* BEGIN RECORDS *

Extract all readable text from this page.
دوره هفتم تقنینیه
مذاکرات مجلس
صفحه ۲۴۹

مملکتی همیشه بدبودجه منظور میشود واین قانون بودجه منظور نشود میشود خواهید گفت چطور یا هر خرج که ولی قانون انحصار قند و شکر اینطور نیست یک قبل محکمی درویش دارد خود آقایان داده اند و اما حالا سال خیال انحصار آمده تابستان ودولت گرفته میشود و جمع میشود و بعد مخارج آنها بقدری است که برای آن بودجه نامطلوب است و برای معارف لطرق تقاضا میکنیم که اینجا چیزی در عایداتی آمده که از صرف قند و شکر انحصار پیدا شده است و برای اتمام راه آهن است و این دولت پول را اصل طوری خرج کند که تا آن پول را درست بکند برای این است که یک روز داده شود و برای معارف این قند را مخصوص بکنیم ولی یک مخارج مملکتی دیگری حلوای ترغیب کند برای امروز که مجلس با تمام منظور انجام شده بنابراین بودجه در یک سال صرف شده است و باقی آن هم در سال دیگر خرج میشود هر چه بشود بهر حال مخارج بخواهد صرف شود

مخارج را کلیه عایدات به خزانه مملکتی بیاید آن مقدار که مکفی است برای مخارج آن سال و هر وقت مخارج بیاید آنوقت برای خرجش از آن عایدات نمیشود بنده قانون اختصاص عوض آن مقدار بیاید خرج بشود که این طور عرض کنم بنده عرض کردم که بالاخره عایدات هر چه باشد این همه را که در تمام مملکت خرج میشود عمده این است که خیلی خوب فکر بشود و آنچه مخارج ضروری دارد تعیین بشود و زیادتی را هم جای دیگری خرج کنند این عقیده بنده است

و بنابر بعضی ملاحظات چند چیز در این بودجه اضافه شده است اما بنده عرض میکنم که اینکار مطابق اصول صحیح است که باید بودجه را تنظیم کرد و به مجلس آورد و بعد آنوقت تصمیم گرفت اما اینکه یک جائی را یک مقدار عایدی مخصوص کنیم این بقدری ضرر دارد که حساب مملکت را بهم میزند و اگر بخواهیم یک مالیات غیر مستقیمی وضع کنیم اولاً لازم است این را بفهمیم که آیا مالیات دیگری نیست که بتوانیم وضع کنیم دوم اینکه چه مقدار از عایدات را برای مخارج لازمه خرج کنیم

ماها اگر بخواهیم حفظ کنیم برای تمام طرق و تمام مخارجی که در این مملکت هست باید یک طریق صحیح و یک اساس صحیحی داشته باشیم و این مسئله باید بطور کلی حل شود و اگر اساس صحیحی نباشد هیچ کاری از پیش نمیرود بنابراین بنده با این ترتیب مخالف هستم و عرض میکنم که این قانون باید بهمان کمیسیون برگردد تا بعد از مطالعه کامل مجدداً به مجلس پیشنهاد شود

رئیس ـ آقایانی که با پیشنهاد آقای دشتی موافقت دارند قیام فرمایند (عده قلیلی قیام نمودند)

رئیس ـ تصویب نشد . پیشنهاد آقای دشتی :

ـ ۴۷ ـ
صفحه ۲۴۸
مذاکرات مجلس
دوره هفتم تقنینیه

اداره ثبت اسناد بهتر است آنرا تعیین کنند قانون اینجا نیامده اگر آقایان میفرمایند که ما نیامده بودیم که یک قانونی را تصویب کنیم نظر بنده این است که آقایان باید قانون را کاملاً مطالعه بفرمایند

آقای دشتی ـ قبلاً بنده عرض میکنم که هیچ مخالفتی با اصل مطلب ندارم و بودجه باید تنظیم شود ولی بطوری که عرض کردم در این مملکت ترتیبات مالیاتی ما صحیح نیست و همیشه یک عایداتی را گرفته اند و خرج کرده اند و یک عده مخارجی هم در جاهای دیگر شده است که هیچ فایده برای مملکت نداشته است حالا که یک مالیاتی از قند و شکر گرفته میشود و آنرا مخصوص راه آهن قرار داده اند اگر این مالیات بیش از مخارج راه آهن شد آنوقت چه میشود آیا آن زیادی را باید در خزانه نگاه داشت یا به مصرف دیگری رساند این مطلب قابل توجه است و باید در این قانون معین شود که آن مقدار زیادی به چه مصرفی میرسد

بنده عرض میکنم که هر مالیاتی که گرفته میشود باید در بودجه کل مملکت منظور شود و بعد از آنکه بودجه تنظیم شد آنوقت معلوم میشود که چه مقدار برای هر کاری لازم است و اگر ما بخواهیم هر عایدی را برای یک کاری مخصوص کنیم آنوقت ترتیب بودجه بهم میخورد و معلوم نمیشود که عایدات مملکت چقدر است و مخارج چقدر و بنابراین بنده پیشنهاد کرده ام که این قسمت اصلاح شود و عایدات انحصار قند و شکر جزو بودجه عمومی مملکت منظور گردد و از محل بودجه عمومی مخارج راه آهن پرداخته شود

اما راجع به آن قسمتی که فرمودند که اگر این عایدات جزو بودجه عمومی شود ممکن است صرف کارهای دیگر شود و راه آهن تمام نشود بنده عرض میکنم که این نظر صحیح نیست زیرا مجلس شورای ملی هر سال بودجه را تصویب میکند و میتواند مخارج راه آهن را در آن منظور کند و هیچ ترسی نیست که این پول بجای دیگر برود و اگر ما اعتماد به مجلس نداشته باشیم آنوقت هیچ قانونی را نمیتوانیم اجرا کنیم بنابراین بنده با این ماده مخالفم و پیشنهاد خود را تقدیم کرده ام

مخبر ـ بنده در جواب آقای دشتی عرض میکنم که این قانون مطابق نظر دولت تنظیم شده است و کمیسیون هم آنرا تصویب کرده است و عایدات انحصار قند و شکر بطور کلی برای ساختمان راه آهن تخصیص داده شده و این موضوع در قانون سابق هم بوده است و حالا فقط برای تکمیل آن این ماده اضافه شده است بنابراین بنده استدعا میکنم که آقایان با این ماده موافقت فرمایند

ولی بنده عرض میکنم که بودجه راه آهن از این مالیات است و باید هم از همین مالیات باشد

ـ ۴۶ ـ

* END RECORDS *
* BEGIN RECORDS *

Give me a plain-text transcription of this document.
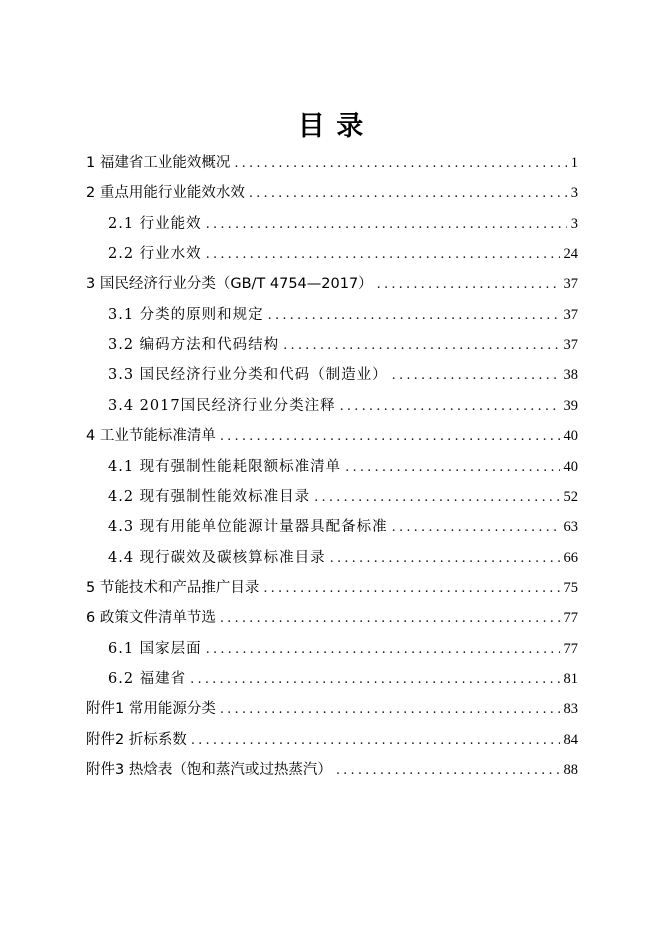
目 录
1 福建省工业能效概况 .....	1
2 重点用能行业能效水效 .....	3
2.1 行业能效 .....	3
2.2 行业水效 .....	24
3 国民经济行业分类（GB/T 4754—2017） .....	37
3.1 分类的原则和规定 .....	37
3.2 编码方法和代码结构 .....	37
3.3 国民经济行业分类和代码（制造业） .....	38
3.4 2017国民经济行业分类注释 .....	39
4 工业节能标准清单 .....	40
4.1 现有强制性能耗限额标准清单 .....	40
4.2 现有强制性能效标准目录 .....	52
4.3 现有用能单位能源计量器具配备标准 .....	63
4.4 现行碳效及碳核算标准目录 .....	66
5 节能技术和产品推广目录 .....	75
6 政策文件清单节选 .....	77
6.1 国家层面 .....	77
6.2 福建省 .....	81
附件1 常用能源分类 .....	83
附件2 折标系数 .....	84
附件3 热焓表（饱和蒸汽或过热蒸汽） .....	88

* END RECORDS *

WHAT TO WORK ON - Write out every line of the listing that holds the word "text".

SOLUTION TO THIS PROBLEM -
Extract all readable text from this page.
Give me a plain-text transcription of this document.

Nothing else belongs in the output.